Instructions for the task: Starting at the line that contains "Output a JSON", copy each line through the end of the listing below. Include both ends and output nothing more.

Provided material:
________________

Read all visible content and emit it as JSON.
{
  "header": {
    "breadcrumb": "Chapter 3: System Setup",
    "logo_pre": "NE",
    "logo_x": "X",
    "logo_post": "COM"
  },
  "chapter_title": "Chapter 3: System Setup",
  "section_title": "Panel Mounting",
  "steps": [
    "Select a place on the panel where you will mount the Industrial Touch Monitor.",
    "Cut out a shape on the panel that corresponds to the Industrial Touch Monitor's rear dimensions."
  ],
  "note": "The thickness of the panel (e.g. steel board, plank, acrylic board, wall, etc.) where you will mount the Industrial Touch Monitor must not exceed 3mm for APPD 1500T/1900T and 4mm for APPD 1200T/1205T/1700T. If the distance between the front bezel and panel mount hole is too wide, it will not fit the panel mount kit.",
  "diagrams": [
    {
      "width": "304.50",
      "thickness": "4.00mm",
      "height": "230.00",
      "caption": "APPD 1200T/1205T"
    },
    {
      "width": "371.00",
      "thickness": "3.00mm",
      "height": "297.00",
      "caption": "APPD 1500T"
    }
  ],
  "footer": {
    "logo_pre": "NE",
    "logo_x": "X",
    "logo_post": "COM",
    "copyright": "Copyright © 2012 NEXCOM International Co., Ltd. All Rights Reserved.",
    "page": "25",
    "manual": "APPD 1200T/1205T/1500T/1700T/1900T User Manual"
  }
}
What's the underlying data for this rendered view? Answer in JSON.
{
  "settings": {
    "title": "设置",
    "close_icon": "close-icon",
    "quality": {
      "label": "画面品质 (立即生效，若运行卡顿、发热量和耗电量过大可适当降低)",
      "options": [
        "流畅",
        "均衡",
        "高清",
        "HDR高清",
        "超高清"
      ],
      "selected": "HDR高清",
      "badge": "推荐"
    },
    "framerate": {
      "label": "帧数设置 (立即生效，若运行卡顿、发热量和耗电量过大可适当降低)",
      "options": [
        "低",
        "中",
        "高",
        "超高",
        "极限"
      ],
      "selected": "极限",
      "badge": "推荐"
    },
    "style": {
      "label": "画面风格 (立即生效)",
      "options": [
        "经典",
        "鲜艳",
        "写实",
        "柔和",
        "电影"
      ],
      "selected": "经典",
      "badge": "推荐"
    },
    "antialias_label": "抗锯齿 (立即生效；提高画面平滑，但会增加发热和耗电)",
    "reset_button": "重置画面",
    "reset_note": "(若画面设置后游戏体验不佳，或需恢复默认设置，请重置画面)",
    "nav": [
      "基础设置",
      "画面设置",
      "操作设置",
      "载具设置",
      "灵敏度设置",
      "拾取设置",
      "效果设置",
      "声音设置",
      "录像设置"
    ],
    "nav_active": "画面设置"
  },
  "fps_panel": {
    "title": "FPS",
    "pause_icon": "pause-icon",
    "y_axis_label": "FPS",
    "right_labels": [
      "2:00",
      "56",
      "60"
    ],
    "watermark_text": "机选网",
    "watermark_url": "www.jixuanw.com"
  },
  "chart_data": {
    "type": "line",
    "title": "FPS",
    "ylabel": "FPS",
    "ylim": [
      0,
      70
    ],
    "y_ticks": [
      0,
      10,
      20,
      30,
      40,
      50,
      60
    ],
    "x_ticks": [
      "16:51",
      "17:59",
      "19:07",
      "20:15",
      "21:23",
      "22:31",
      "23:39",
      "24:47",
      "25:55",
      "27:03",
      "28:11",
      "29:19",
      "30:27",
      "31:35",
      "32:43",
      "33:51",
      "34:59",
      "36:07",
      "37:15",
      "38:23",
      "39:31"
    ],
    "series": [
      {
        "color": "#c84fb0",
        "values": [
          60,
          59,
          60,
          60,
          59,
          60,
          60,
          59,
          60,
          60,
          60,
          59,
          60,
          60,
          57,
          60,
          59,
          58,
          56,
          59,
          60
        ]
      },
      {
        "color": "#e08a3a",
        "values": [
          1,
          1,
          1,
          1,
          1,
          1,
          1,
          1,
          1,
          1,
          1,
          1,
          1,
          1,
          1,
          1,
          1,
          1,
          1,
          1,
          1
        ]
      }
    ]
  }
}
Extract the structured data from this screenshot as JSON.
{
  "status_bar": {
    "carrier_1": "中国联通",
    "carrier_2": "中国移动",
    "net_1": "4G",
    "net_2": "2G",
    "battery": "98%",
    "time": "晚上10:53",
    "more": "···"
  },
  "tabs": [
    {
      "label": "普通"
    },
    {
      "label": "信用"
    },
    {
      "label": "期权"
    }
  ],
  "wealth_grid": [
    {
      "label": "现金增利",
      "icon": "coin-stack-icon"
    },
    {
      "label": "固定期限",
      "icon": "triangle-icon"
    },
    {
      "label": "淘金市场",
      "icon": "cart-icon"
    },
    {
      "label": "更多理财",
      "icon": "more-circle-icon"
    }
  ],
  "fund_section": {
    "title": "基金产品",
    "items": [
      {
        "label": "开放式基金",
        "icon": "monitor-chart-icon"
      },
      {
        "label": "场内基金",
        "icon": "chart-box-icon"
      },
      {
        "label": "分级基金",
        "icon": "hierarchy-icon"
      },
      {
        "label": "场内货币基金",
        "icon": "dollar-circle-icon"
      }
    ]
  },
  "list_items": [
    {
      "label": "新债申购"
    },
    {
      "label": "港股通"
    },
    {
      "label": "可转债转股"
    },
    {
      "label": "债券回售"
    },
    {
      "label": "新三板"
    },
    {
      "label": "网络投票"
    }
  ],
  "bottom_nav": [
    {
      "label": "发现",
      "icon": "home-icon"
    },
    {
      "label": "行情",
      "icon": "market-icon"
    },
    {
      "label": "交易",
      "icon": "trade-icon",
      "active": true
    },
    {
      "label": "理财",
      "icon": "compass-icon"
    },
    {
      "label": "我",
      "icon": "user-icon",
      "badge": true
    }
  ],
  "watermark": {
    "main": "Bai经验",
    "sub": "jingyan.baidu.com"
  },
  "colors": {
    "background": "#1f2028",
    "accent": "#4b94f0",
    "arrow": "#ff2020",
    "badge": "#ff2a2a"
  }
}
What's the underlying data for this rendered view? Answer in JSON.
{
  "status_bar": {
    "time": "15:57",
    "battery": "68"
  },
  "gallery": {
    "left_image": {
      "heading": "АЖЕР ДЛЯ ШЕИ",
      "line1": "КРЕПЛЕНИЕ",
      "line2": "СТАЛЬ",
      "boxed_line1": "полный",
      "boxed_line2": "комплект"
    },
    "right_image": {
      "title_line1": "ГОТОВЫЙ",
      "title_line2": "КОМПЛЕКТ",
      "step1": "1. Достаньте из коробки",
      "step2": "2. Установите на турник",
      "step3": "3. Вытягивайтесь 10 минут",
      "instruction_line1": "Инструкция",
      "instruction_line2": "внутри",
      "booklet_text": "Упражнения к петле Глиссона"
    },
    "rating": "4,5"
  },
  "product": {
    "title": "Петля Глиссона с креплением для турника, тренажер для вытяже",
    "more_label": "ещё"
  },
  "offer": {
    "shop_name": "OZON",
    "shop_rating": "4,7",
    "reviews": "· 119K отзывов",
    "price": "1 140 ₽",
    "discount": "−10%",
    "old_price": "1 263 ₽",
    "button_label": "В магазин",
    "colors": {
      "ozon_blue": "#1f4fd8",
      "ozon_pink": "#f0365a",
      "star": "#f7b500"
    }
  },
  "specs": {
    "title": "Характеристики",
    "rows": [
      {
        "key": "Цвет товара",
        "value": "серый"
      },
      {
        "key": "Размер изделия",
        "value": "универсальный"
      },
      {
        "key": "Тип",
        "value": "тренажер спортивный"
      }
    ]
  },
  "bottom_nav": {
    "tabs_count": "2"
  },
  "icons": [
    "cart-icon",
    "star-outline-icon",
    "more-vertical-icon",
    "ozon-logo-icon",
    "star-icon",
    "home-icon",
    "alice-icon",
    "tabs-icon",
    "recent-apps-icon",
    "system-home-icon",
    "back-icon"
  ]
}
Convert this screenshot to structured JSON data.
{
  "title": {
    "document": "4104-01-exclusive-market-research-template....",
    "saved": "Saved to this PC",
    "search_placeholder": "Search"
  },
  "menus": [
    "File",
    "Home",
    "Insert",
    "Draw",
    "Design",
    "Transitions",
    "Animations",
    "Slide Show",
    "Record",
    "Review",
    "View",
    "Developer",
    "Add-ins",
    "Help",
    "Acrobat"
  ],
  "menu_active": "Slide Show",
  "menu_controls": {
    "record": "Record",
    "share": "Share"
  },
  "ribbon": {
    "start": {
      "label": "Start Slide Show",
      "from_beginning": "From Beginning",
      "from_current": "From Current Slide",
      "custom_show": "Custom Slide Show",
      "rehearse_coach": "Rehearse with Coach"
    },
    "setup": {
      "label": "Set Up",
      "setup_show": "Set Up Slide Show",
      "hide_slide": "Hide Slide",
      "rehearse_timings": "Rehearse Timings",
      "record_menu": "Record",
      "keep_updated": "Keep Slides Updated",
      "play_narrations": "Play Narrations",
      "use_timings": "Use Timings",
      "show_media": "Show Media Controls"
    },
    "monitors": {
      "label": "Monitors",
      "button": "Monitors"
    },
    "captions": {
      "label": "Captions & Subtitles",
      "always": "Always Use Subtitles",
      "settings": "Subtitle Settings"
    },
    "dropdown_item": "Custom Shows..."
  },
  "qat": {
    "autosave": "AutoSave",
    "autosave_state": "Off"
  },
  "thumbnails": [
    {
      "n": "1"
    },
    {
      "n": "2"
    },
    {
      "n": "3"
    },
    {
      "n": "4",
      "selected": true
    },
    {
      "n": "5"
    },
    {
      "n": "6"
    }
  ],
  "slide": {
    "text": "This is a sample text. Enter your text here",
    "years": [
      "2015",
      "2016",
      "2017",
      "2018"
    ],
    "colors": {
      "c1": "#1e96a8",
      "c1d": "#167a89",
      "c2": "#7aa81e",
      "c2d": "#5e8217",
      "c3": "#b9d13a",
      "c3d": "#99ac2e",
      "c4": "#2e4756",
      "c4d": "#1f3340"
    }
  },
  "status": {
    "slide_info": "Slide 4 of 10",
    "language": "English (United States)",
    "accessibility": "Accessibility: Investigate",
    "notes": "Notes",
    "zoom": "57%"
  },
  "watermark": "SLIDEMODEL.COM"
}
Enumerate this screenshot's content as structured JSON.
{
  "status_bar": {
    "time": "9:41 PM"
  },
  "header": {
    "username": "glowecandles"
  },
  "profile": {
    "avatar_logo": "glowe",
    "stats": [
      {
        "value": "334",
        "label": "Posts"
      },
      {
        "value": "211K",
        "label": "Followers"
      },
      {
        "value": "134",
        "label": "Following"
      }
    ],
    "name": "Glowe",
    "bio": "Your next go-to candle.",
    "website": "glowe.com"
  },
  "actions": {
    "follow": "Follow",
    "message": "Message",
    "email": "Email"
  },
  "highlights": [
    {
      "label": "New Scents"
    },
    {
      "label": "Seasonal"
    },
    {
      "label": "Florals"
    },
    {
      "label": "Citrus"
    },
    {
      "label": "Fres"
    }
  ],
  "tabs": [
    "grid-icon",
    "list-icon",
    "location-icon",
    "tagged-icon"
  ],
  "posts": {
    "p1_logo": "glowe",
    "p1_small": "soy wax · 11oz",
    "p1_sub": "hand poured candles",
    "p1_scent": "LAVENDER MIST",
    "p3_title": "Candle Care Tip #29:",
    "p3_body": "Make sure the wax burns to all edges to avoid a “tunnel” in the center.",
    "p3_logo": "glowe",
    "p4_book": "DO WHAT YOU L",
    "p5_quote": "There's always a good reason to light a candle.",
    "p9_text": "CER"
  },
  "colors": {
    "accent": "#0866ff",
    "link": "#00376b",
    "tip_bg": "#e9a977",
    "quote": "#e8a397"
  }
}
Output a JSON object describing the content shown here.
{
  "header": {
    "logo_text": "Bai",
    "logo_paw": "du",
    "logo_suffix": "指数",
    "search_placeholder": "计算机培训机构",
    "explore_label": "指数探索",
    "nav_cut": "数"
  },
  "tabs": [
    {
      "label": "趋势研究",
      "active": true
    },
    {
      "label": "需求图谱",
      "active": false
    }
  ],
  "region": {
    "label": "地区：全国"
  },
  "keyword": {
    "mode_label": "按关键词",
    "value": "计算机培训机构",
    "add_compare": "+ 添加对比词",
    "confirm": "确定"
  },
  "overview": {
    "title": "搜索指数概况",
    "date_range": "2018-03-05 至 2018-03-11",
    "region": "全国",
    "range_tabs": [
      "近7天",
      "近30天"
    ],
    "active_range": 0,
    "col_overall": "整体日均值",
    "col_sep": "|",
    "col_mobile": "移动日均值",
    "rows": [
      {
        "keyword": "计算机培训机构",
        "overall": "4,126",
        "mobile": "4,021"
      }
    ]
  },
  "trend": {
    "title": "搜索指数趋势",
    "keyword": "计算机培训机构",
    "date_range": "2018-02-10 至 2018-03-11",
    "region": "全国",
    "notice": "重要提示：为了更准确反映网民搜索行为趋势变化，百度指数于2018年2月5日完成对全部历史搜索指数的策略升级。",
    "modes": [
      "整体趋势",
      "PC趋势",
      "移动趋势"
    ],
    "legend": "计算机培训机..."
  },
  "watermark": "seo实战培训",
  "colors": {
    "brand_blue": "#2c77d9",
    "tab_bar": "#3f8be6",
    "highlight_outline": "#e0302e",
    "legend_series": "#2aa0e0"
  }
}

________________

Full output:
Output a JSON object describing the content shown here.
{
  "header": {
    "logo_text": "Bai",
    "logo_paw": "du",
    "logo_suffix": "指数",
    "search_placeholder": "计算机培训机构",
    "explore_label": "指数探索",
    "nav_cut": "数"
  },
  "tabs": [
    {
      "label": "趋势研究",
      "active": true
    },
    {
      "label": "需求图谱",
      "active": false
    }
  ],
  "region": {
    "label": "地区：全国"
  },
  "keyword": {
    "mode_label": "按关键词",
    "value": "计算机培训机构",
    "add_compare": "+ 添加对比词",
    "confirm": "确定"
  },
  "overview": {
    "title": "搜索指数概况",
    "date_range": "2018-03-05 至 2018-03-11",
    "region": "全国",
    "range_tabs": [
      "近7天",
      "近30天"
    ],
    "active_range": 0,
    "col_overall": "整体日均值",
    "col_sep": "|",
    "col_mobile": "移动日均值",
    "rows": [
      {
        "keyword": "计算机培训机构",
        "overall": "4,126",
        "mobile": "4,021"
      }
    ]
  },
  "trend": {
    "title": "搜索指数趋势",
    "keyword": "计算机培训机构",
    "date_range": "2018-02-10 至 2018-03-11",
    "region": "全国",
    "notice": "重要提示：为了更准确反映网民搜索行为趋势变化，百度指数于2018年2月5日完成对全部历史搜索指数的策略升级。",
    "modes": [
      "整体趋势",
      "PC趋势",
      "移动趋势"
    ],
    "legend": "计算机培训机..."
  },
  "watermark": "seo实战培训",
  "colors": {
    "brand_blue": "#2c77d9",
    "tab_bar": "#3f8be6",
    "highlight_outline": "#e0302e",
    "legend_series": "#2aa0e0"
  }
}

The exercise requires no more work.